• [INPUT ROWS]
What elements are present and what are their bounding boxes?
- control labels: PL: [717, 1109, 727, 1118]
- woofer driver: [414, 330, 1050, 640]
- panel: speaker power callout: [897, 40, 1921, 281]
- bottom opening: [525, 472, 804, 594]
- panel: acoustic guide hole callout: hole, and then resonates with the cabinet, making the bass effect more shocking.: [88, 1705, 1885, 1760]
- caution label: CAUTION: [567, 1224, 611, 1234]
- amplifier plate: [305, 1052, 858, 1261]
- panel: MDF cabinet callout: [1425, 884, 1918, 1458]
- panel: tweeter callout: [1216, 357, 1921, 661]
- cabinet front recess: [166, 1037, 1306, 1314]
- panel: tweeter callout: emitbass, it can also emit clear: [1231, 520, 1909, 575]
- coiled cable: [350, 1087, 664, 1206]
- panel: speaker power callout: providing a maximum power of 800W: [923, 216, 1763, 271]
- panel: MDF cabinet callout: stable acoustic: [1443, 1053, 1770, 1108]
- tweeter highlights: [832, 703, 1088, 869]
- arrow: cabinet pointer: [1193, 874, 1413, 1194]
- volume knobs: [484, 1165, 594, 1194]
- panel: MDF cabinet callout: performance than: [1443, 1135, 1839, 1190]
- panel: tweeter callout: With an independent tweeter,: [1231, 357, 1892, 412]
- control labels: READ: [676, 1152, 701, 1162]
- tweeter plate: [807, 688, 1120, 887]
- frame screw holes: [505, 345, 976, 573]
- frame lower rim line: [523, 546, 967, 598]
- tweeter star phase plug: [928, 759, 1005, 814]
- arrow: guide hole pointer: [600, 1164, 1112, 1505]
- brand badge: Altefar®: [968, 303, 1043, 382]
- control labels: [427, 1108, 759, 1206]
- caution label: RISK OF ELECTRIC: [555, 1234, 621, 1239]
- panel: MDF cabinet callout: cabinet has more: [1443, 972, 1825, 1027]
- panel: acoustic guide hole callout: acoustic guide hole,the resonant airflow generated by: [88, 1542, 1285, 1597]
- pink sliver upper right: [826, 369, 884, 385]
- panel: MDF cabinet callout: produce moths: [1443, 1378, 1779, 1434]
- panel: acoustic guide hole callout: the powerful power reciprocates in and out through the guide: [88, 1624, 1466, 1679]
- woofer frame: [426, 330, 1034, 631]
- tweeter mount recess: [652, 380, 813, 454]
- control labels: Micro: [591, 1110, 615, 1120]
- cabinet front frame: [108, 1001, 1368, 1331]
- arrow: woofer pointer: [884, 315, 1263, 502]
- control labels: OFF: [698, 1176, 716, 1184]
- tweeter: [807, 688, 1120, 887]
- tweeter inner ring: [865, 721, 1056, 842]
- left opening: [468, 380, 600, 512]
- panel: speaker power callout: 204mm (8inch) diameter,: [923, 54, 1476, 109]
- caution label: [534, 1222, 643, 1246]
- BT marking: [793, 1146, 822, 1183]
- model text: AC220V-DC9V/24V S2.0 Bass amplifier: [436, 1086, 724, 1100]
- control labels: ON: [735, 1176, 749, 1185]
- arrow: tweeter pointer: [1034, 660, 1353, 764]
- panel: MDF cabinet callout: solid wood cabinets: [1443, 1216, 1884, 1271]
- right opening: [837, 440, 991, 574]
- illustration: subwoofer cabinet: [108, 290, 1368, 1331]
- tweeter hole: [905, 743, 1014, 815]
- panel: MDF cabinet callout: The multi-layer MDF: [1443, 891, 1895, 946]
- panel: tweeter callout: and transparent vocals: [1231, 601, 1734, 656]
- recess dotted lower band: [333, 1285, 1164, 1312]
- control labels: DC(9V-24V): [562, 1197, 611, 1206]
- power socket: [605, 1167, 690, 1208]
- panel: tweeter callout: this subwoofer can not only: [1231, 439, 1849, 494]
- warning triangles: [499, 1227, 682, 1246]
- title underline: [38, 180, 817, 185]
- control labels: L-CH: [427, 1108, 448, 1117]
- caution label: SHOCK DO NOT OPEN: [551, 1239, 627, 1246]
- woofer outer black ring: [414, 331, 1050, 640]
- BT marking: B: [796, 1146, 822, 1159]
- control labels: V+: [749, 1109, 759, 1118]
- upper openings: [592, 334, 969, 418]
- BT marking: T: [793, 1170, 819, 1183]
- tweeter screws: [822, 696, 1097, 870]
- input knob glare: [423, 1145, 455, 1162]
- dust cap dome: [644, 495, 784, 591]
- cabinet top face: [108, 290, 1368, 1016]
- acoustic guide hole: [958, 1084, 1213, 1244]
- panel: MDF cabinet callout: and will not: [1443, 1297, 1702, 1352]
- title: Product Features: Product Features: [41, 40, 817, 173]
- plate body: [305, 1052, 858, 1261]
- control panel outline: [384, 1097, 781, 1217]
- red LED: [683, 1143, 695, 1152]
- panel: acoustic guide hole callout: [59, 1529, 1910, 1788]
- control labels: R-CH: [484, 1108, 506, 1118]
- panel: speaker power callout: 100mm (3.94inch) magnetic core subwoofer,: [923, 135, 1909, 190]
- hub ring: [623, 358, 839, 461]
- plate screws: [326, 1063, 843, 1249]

• [AIM OF THE EXERCISE] Substitute "note" for "callout" in everything from the first of the lines down to the line containing "- arrow: cabinet". Give those lines again with nothing else changed.

• [THE RESPONSE]
What elements are present and what are their bounding boxes?
- control labels: PL: [717, 1109, 727, 1118]
- woofer driver: [414, 330, 1050, 640]
- panel: speaker power note: [897, 40, 1921, 281]
- bottom opening: [525, 472, 804, 594]
- panel: acoustic guide hole note: hole, and then resonates with the cabinet, making the bass effect more shocking.: [88, 1705, 1885, 1760]
- caution label: CAUTION: [567, 1224, 611, 1234]
- amplifier plate: [305, 1052, 858, 1261]
- panel: MDF cabinet note: [1425, 884, 1918, 1458]
- panel: tweeter note: [1216, 357, 1921, 661]
- cabinet front recess: [166, 1037, 1306, 1314]
- panel: tweeter note: emitbass, it can also emit clear: [1231, 520, 1909, 575]
- coiled cable: [350, 1087, 664, 1206]
- panel: speaker power note: providing a maximum power of 800W: [923, 216, 1763, 271]
- panel: MDF cabinet note: stable acoustic: [1443, 1053, 1770, 1108]
- tweeter highlights: [832, 703, 1088, 869]
- arrow: cabinet pointer: [1193, 874, 1413, 1194]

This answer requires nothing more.